WHAT THE EXERCISE ASKS: Read through the data and report every line in which the word "name" occurs.

** Begin RAW RECORDS **

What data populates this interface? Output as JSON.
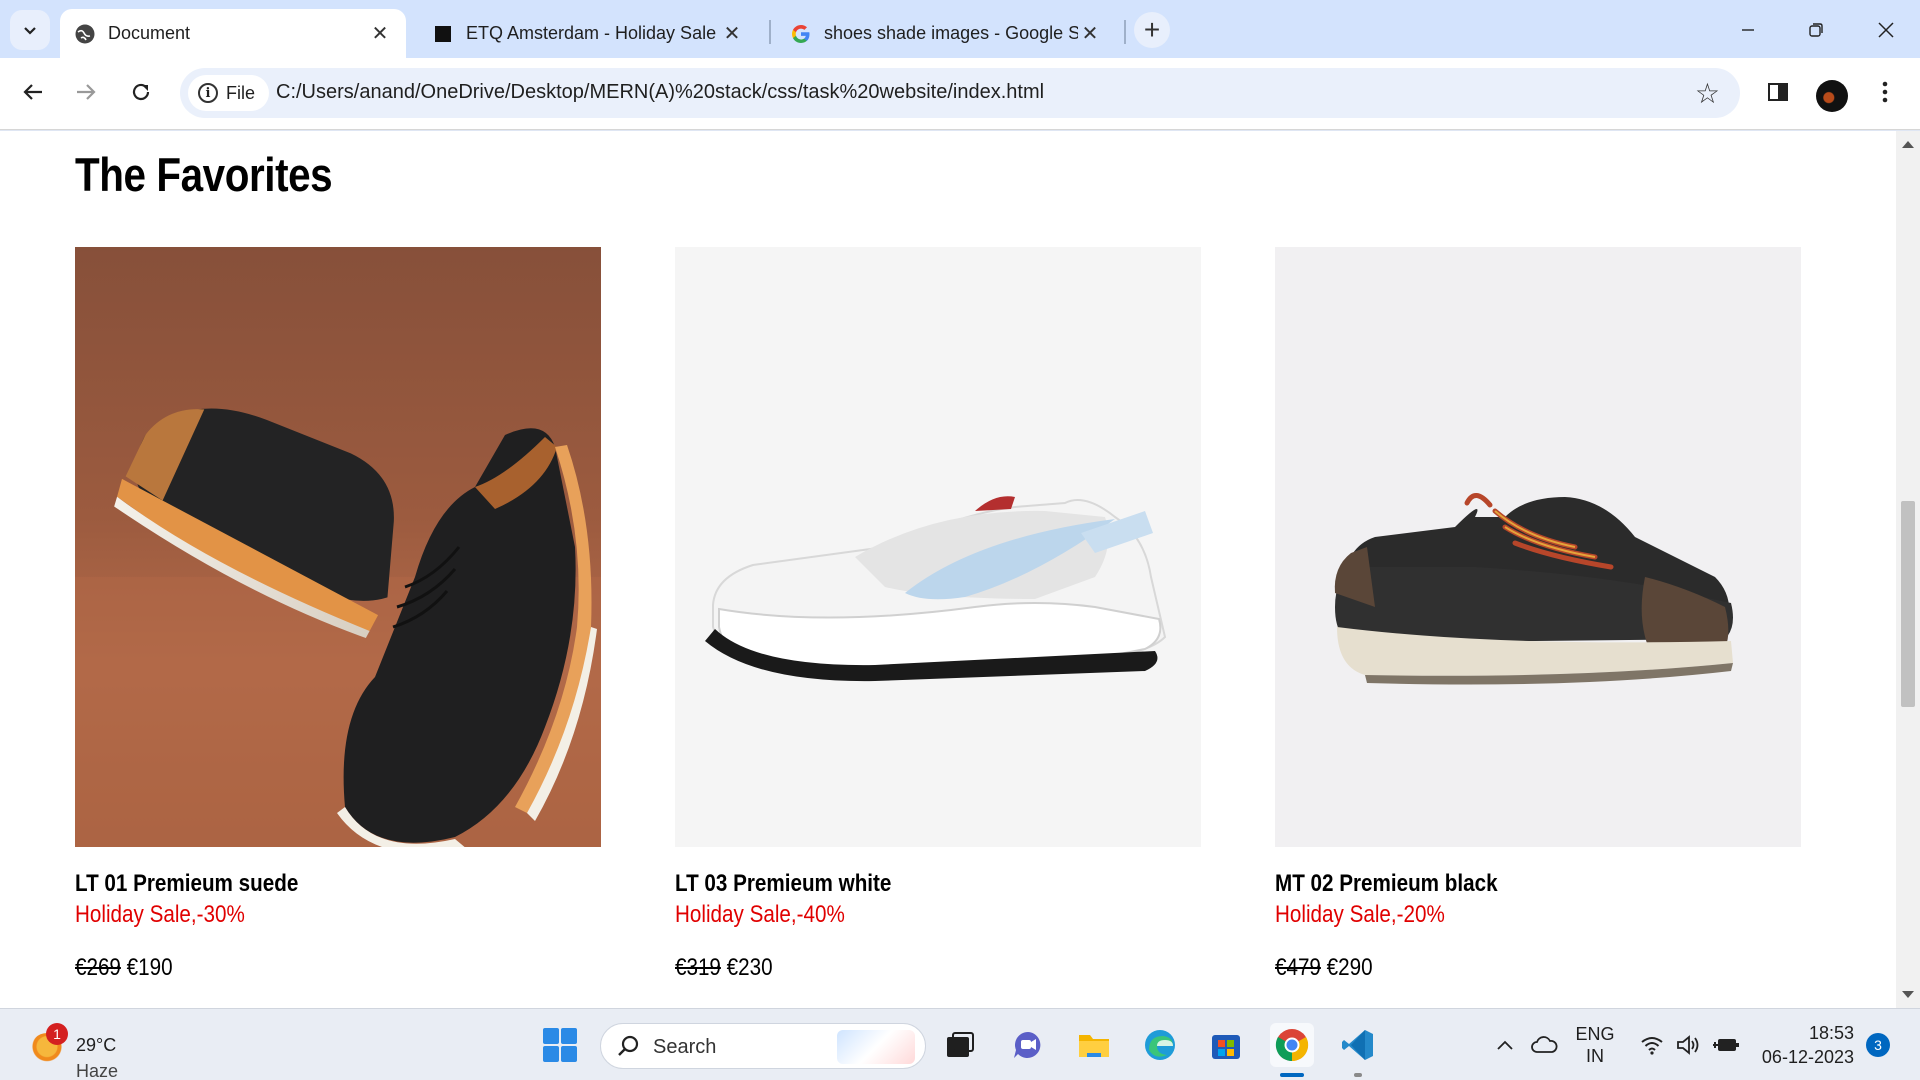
{
  "browser": {
    "tabs": [
      {
        "title": "Document",
        "icon": "globe-icon",
        "active": true
      },
      {
        "title": "ETQ Amsterdam - Holiday Sale",
        "icon": "square-favicon-icon",
        "active": false
      },
      {
        "title": "shoes shade images - Google S",
        "icon": "google-icon",
        "active": false
      }
    ],
    "omnibox": {
      "chip_label": "File",
      "url": "C:/Users/anand/OneDrive/Desktop/MERN(A)%20stack/css/task%20website/index.html"
    }
  },
  "page": {
    "section_title": "The Favorites",
    "products": [
      {
        "name": "LT 01 Premieum suede",
        "sale": "Holiday Sale,-30%",
        "old_price": "€269",
        "new_price": "€190",
        "image": "black-suede-derby-shoes"
      },
      {
        "name": "LT 03 Premieum white",
        "sale": "Holiday Sale,-40%",
        "old_price": "€319",
        "new_price": "€230",
        "image": "white-sneaker"
      },
      {
        "name": "MT 02 Premieum black",
        "sale": "Holiday Sale,-20%",
        "old_price": "€479",
        "new_price": "€290",
        "image": "black-reebok-sneaker"
      }
    ],
    "colors": {
      "sale": "#e00000",
      "page_bg": "#ffffff"
    }
  },
  "taskbar": {
    "weather": {
      "badge": "1",
      "temp": "29°C",
      "condition": "Haze"
    },
    "search_label": "Search",
    "language": {
      "line1": "ENG",
      "line2": "IN"
    },
    "time": "18:53",
    "date": "06-12-2023",
    "notifications": "3"
  }
}
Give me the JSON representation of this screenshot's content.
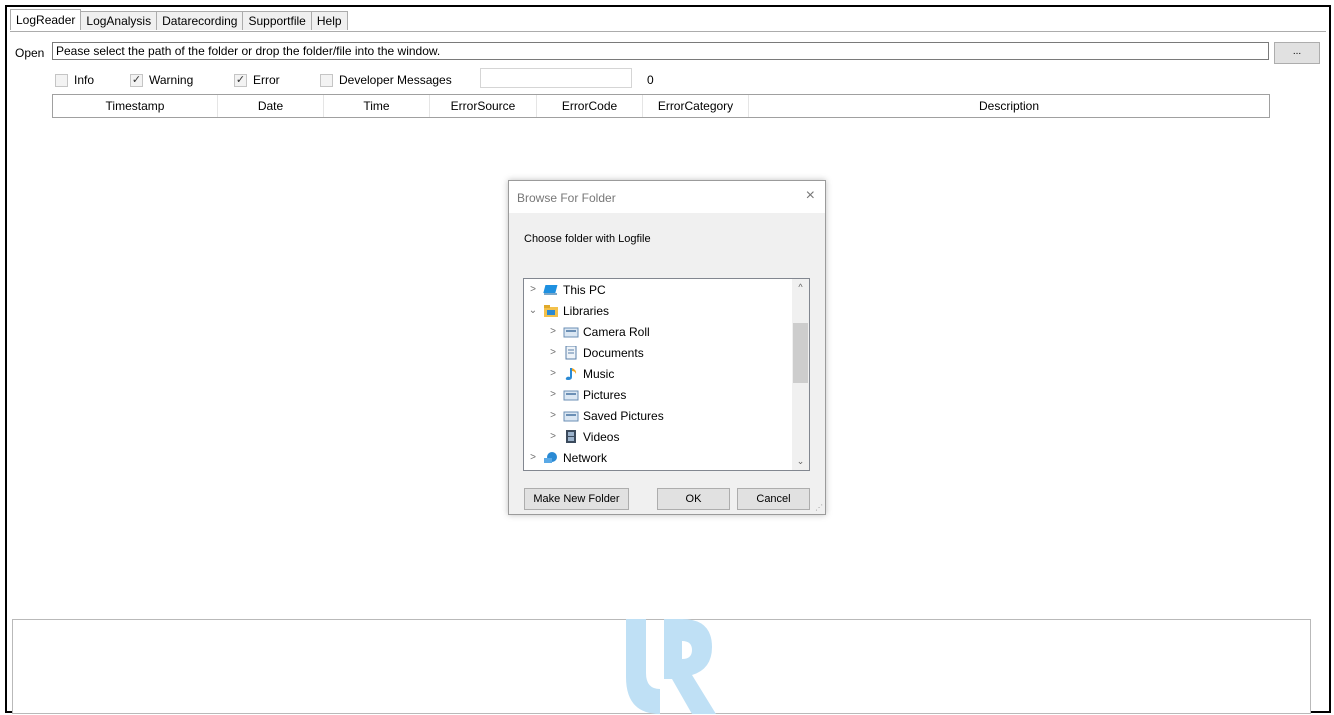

** End RAW RECORDS **

WRITTEN ANSWER:
        "name": "LT 01 Premieum suede",
        "name": "LT 03 Premieum white",
        "name": "MT 02 Premieum black",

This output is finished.